- _DIRECTION 1_:
In the post about bad days, what does the writer name as their usual go-to method for dealing with a bad mood?
- _DIRECTION 2_:
Write the next part of the post about bad days, picking up right after its final sentence.

+++ QUOTED TEXT +++

Bad Days

Recently, I had a bad day that evolved into a bad week and ultimately put me in a bad mood. I usually feel extreme guilt over being in these moods because of how sensitive I am to other’s moods. I always find myself apologizing after snapping at someone or being unnecessarily short. It’s ok to be in a bad mood but it’s not ok to be mean or hurt others because of it. So I’ve had to develop methods to manage these mood changes with little effect on those who are important to me:

  1. Communication: I used to focus on feeling bad about my mood as opposed to how it affected others. The reality is I am going to have bad days and bad moods. While I understand how it negatively affects me and I do want to push past it, I think it’s ok to not feel ok sometimes. I found that telling people about the space I am in up front is helpful for the most part. A lot of people give me grace and allow me space to either talk it out or the room to myself that’s necessary. And I find that talking it out with someone helps me get over the mood quicker than my usual go-to method of people avoidance.

+++ GIVEN ENTRIES +++

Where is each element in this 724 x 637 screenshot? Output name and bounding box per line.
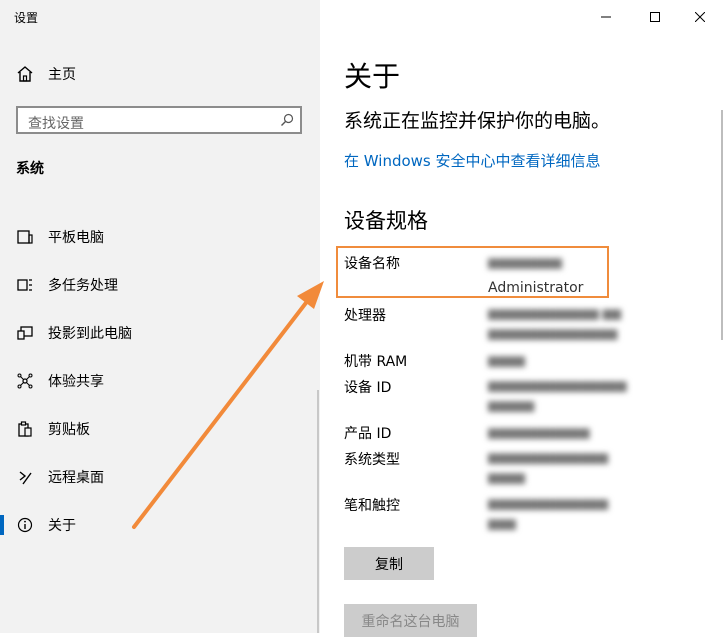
search-placeholder: 查找设置: [28, 116, 84, 132]
sidebar-item-about[interactable]: 关于: [0, 507, 320, 543]
maximize-icon: [650, 12, 660, 22]
device-name-blurred: ▆▆▆▆▆▆▆▆: [488, 255, 562, 269]
search-input[interactable]: 查找设置: [16, 106, 302, 134]
minimize-icon: [601, 16, 611, 18]
security-status: 系统正在监控并保护你的电脑。: [344, 110, 611, 132]
sidebar-item-tablet[interactable]: 平板电脑: [0, 219, 320, 255]
settings-sidebar: 设置 主页 查找设置 系统 平板电脑 多任务处理 投影到此电脑 体验共享 剪贴板…: [0, 0, 320, 633]
product-id-value-blurred: ▆▆▆▆▆▆▆▆▆▆▆: [488, 425, 590, 439]
security-center-link[interactable]: 在 Windows 安全中心中查看详细信息: [344, 150, 601, 171]
sidebar-item-multitasking[interactable]: 多任务处理: [0, 267, 320, 303]
sidebar-item-label: 平板电脑: [48, 230, 104, 246]
copy-button[interactable]: 复制: [344, 547, 434, 580]
shared-experiences-icon: [16, 372, 34, 390]
system-type-label: 系统类型: [344, 452, 400, 468]
close-icon: [695, 12, 705, 22]
device-name-label: 设备名称: [344, 256, 400, 272]
sidebar-item-label: 远程桌面: [48, 470, 104, 486]
rename-pc-button[interactable]: 重命名这台电脑: [344, 604, 477, 637]
device-id-label: 设备 ID: [344, 380, 392, 396]
clipboard-icon: [16, 420, 34, 438]
tablet-icon: [16, 228, 34, 246]
sidebar-item-projecting[interactable]: 投影到此电脑: [0, 315, 320, 351]
sidebar-item-shared-experiences[interactable]: 体验共享: [0, 363, 320, 399]
sidebar-item-clipboard[interactable]: 剪贴板: [0, 411, 320, 447]
about-page: 关于 系统正在监控并保护你的电脑。 在 Windows 安全中心中查看详细信息 …: [320, 0, 724, 637]
home-nav-item[interactable]: 主页: [16, 62, 76, 86]
pen-touch-value-blurred: ▆▆▆▆▆▆▆▆▆▆▆▆▆ ▆▆▆: [488, 496, 608, 530]
search-icon[interactable]: [280, 113, 294, 127]
sidebar-item-label: 多任务处理: [48, 278, 118, 294]
sidebar-item-label: 体验共享: [48, 374, 104, 390]
device-id-value-blurred: ▆▆▆▆▆▆▆▆▆▆▆▆▆▆▆ ▆▆▆▆▆: [488, 378, 627, 412]
pen-touch-label: 笔和触控: [344, 498, 400, 514]
sidebar-item-label: 剪贴板: [48, 422, 90, 438]
home-label: 主页: [48, 67, 76, 83]
window-title: 设置: [14, 11, 39, 25]
sidebar-item-label: 关于: [48, 518, 76, 534]
minimize-button[interactable]: [584, 0, 628, 34]
remote-desktop-icon: [16, 468, 34, 486]
device-name-value: Administrator: [488, 280, 584, 296]
processor-value-blurred: ▆▆▆▆▆▆▆▆▆▆▆▆ ▆▆ ▆▆▆▆▆▆▆▆▆▆▆▆▆▆: [488, 306, 622, 340]
projecting-icon: [16, 324, 34, 342]
sidebar-item-label: 投影到此电脑: [48, 326, 132, 342]
system-type-value-blurred: ▆▆▆▆▆▆▆▆▆▆▆▆▆ ▆▆▆▆: [488, 450, 608, 484]
section-title-system: 系统: [16, 161, 44, 177]
product-id-label: 产品 ID: [344, 426, 392, 442]
maximize-button[interactable]: [633, 0, 677, 34]
processor-label: 处理器: [344, 308, 386, 324]
ram-label: 机带 RAM: [344, 354, 408, 370]
info-icon: [16, 516, 34, 534]
multitasking-icon: [16, 276, 34, 294]
device-specs-title: 设备规格: [344, 209, 428, 233]
sidebar-item-remote-desktop[interactable]: 远程桌面: [0, 459, 320, 495]
sidebar-scrollbar[interactable]: [317, 390, 319, 633]
content-scrollbar[interactable]: [721, 110, 723, 340]
ram-value-blurred: ▆▆▆▆: [488, 353, 525, 367]
page-title: 关于: [344, 60, 401, 93]
home-icon: [17, 66, 33, 82]
close-button[interactable]: [678, 0, 722, 34]
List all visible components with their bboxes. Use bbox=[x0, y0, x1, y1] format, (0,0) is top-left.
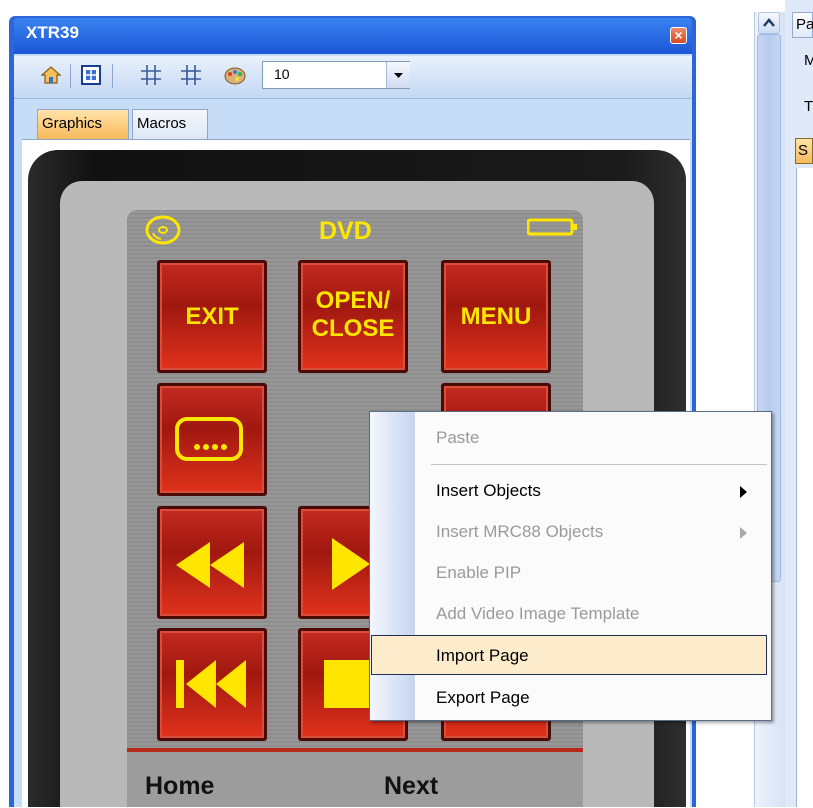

+++

- _EXERCISE OUTPUT 1_:
People avoidance.

- _EXERCISE OUTPUT 2_:
  2. Gratitude: I was forced to write out things I was grateful for this past week as part of a cleanse and I realized how helpful it was to refocus my mind on the positive things in my life instead of the negative. This is also helpful on days when I “wake up on the wrong side of the bed”. If I think about the good things in my life or even just focus on the positive things about myself it helps me to push back the negative emotions.
  3. Laughter: humor has always been a way to lift me out of bad spirits. Finding humor in the small moments or laughing with my family or good friends always helps to distract me from my moods.
  4. Solitude: sometimes communication and community help alleviate my bad moods, but often I need time away from people to process and discover the source of my feelings. I am very avoidant so I can often bury a traumatic moment underneath so many other things to the point where I am unable to recognize where my mood is coming from. Sometimes, taking time away from everyone and getting into a quiet space allows me the room to get to the root of the issue.
  5. Prayer: I am guilty of avoiding God like I avoid others when I am in a bad mood. But it never ceases to amaze me how much peace I find in my prayer time. Talking to the One who has searched me, knows me, understands my thoughts and plans my future is like drinking from an oasis in the middle of the desert.

How do you get past your bad days?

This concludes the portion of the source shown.